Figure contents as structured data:
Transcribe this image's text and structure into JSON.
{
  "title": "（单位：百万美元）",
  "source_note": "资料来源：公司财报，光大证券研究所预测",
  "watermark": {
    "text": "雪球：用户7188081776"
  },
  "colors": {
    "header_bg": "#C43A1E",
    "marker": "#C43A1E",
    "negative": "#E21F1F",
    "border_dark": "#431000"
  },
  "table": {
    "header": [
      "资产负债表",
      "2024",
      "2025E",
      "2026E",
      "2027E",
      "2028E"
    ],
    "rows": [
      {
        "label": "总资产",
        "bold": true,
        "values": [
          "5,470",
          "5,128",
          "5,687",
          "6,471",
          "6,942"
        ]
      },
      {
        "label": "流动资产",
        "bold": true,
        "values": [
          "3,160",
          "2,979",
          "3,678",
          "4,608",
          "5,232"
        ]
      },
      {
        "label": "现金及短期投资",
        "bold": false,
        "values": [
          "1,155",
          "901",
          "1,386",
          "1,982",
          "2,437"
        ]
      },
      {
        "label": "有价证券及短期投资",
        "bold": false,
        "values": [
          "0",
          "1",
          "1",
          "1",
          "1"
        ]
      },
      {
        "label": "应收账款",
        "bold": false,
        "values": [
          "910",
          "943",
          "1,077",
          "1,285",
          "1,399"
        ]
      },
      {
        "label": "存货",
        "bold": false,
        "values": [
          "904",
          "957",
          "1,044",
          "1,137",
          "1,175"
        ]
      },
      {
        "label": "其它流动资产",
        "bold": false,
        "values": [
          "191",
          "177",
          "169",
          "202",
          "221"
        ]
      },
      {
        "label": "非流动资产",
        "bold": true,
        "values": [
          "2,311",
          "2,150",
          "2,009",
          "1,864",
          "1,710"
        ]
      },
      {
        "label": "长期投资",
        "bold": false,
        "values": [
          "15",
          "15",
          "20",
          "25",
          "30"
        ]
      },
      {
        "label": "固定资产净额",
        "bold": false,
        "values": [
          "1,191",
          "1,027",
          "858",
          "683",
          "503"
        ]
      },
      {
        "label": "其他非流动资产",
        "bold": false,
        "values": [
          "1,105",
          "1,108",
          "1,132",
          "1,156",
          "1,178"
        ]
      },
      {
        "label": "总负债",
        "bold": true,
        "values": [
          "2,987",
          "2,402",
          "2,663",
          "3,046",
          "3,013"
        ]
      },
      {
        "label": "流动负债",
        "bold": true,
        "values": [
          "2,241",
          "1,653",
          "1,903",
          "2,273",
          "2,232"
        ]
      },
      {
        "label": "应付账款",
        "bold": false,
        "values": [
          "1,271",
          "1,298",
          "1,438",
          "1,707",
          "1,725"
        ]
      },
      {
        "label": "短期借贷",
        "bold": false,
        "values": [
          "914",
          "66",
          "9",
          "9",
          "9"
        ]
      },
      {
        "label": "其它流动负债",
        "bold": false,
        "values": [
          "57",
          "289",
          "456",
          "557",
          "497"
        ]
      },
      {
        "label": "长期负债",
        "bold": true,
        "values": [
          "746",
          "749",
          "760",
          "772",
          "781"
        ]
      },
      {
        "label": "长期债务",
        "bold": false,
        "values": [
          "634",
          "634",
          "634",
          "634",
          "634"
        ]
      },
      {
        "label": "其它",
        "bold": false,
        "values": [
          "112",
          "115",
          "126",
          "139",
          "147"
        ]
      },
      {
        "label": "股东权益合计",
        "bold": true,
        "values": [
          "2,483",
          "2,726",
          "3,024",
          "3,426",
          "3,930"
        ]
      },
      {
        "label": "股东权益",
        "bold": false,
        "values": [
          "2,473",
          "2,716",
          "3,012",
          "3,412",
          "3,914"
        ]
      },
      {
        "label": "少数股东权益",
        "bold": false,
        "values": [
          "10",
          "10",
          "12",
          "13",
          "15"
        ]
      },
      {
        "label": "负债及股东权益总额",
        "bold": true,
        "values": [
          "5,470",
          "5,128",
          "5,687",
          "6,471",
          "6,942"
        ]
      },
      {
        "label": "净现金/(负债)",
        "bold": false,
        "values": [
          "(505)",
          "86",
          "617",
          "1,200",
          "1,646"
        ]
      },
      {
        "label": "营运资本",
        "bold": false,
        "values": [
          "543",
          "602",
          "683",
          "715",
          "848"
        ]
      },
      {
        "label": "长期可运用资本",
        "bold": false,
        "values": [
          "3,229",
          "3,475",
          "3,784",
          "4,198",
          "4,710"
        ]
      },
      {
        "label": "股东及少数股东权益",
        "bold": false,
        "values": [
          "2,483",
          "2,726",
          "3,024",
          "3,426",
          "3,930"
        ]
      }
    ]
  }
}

*Your task*: Locate each line with the word "text" and copy it.

*Finished answer*:
Transcribe this image's text and structure into JSON.
    "text": "雪球：用户7188081776"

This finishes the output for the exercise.